[Recorded data]
* BEGIN *

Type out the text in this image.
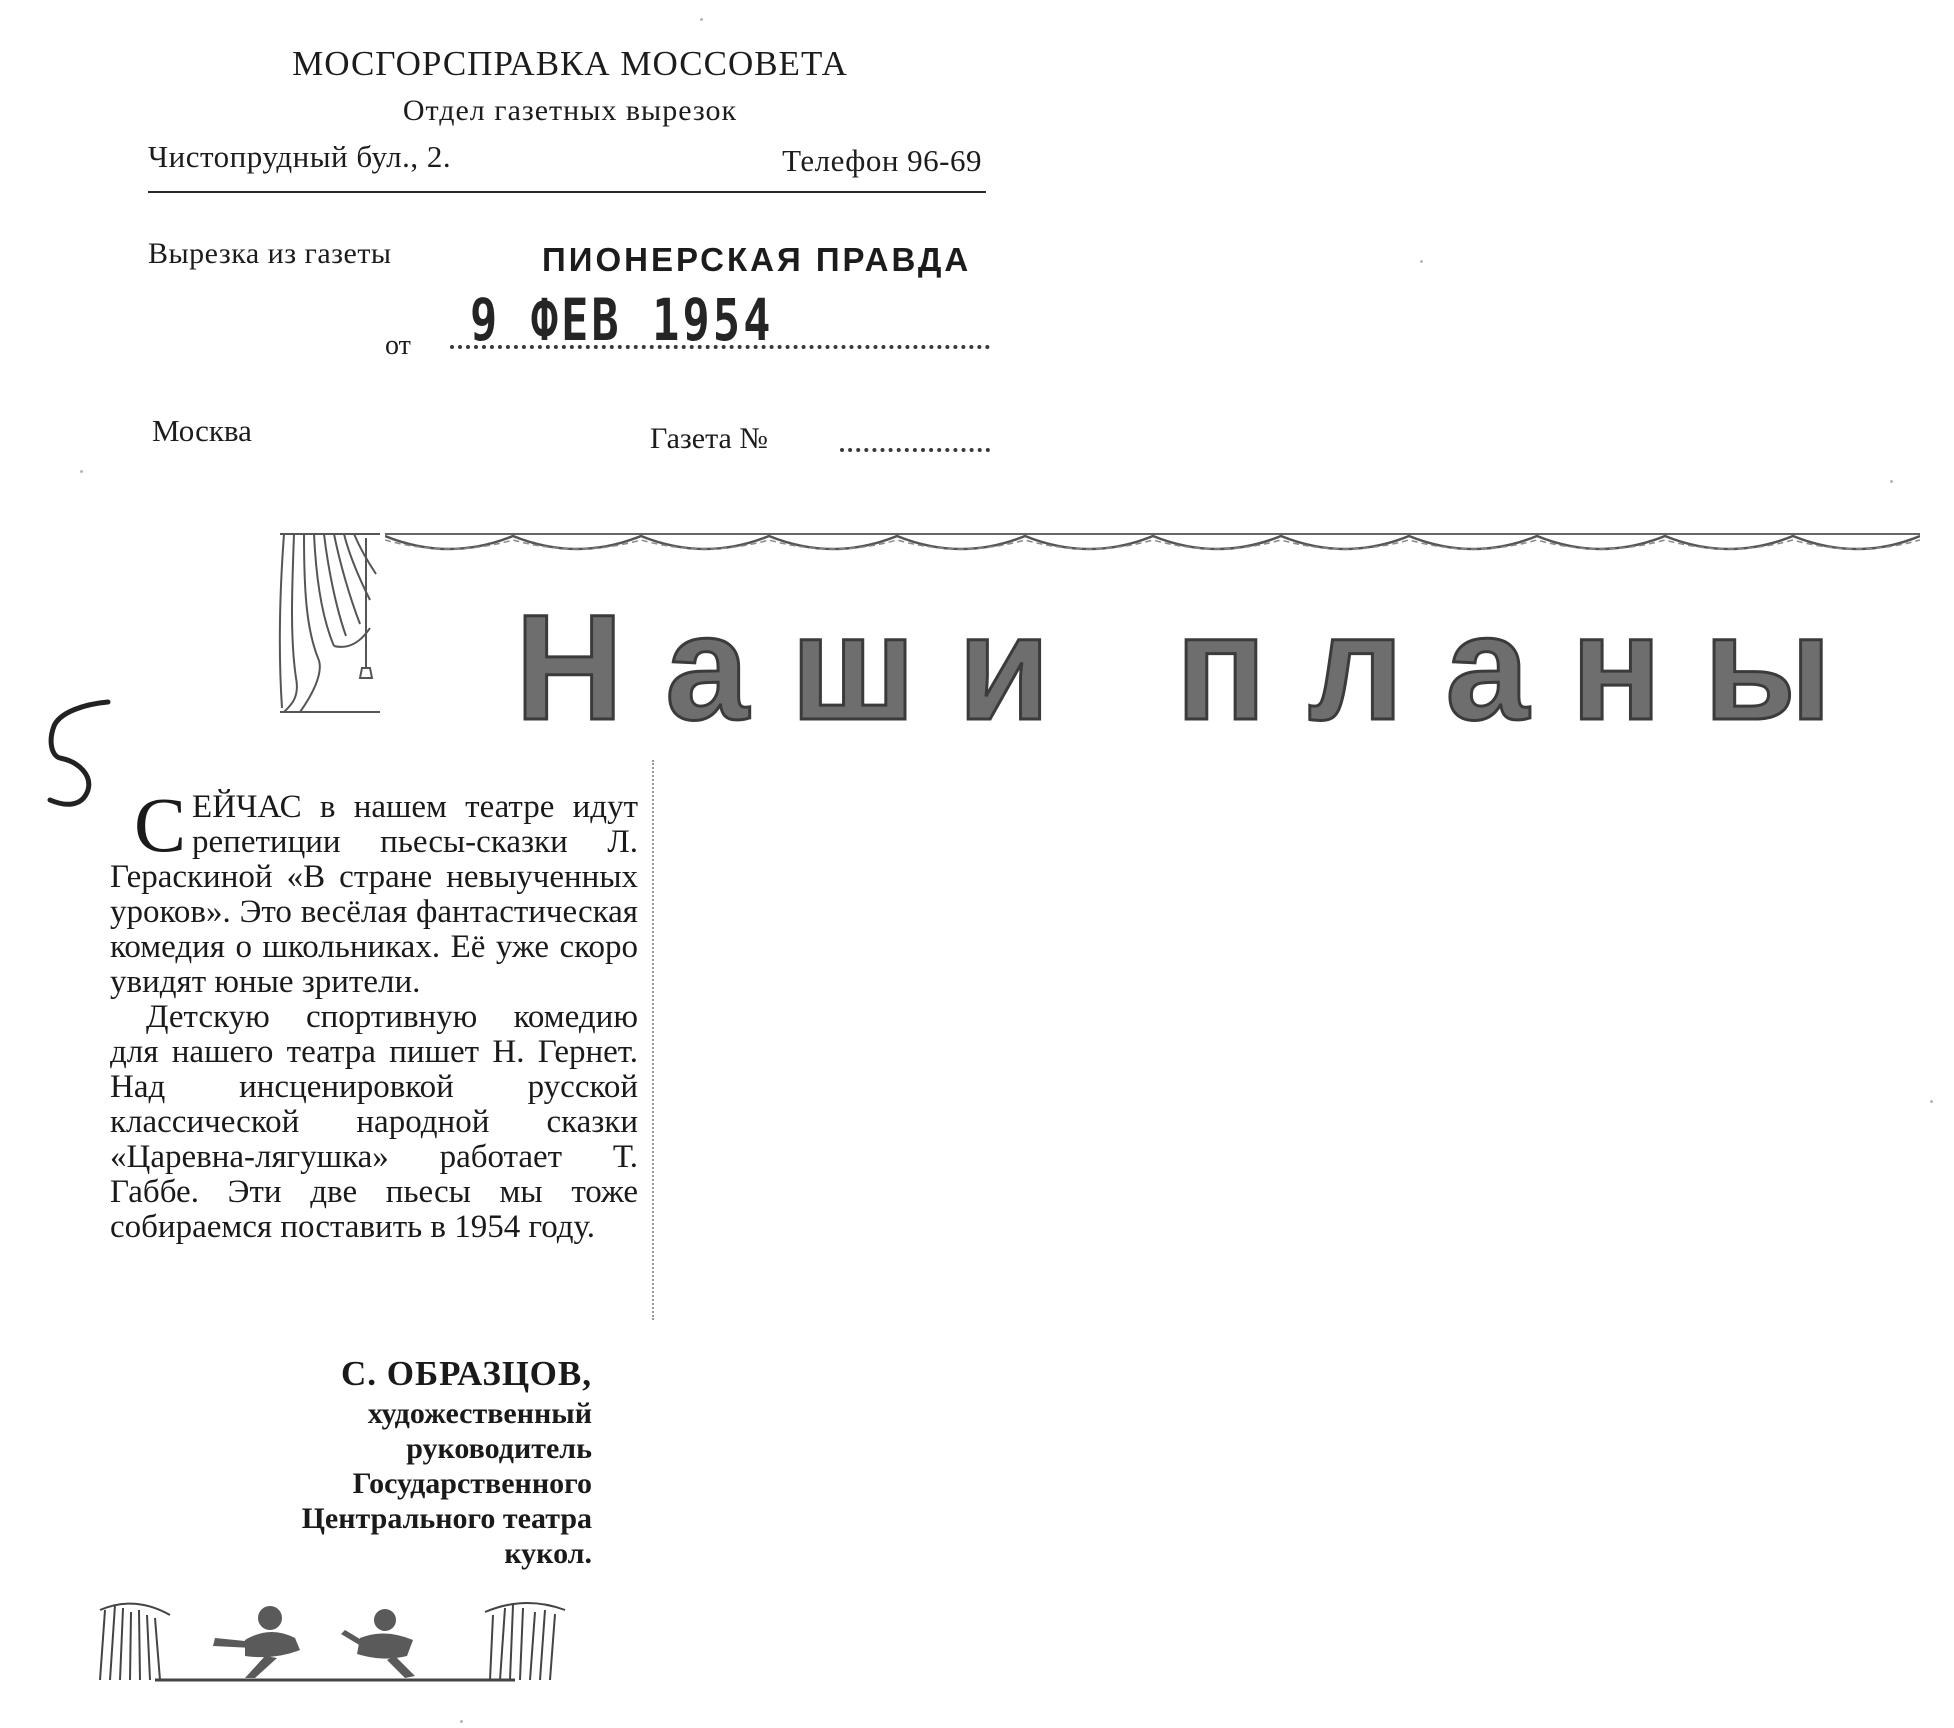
МОСГОРСПРАВКА МОССОВЕТА
Отдел газетных вырезок
Чистопрудный бул., 2.	Телефон 96-69
Вырезка из газеты	ПИОНЕРСКАЯ ПРАВДА
от 9 ФЕВ 1954
Москва	Газета №
Наши планы

СЕЙЧАС в нашем театре идут репетиции пьесы-сказки Л. Гераскиной «В стране невыученных уроков». Это весёлая фантастическая комедия о школьниках. Её уже скоро увидят юные зрители.

Детскую спортивную комедию для нашего театра пишет Н. Гернет. Над инсценировкой русской классической народной сказки «Царевна-лягушка» работает Т. Габбе. Эти две пьесы мы тоже собираемся поставить в 1954 году.

С. ОБРАЗЦОВ,
художественный
руководитель
Государственного
Центрального театра
кукол.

* END *

Problem to work on: The records above are to be restated exactly, without their pictures.

Task solution:
Type out the text in this image.
МОСГОРСПРАВКА МОССОВЕТА
Отдел газетных вырезок
Чистопрудный бул., 2.	Телефон 96-69
Вырезка из газеты	ПИОНЕРСКАЯ ПРАВДА
от 9 ФЕВ 1954
Москва	Газета №
Наши планы

СЕЙЧАС в нашем театре идут репетиции пьесы-сказки Л. Гераскиной «В стране невыученных уроков». Это весёлая фантастическая комедия о школьниках. Её уже скоро увидят юные зрители.

Детскую спортивную комедию для нашего театра пишет Н. Гернет. Над инсценировкой русской классической народной сказки «Царевна-лягушка» работает Т. Габбе. Эти две пьесы мы тоже собираемся поставить в 1954 году.

С. ОБРАЗЦОВ,
художественный
руководитель
Государственного
Центрального театра
кукол.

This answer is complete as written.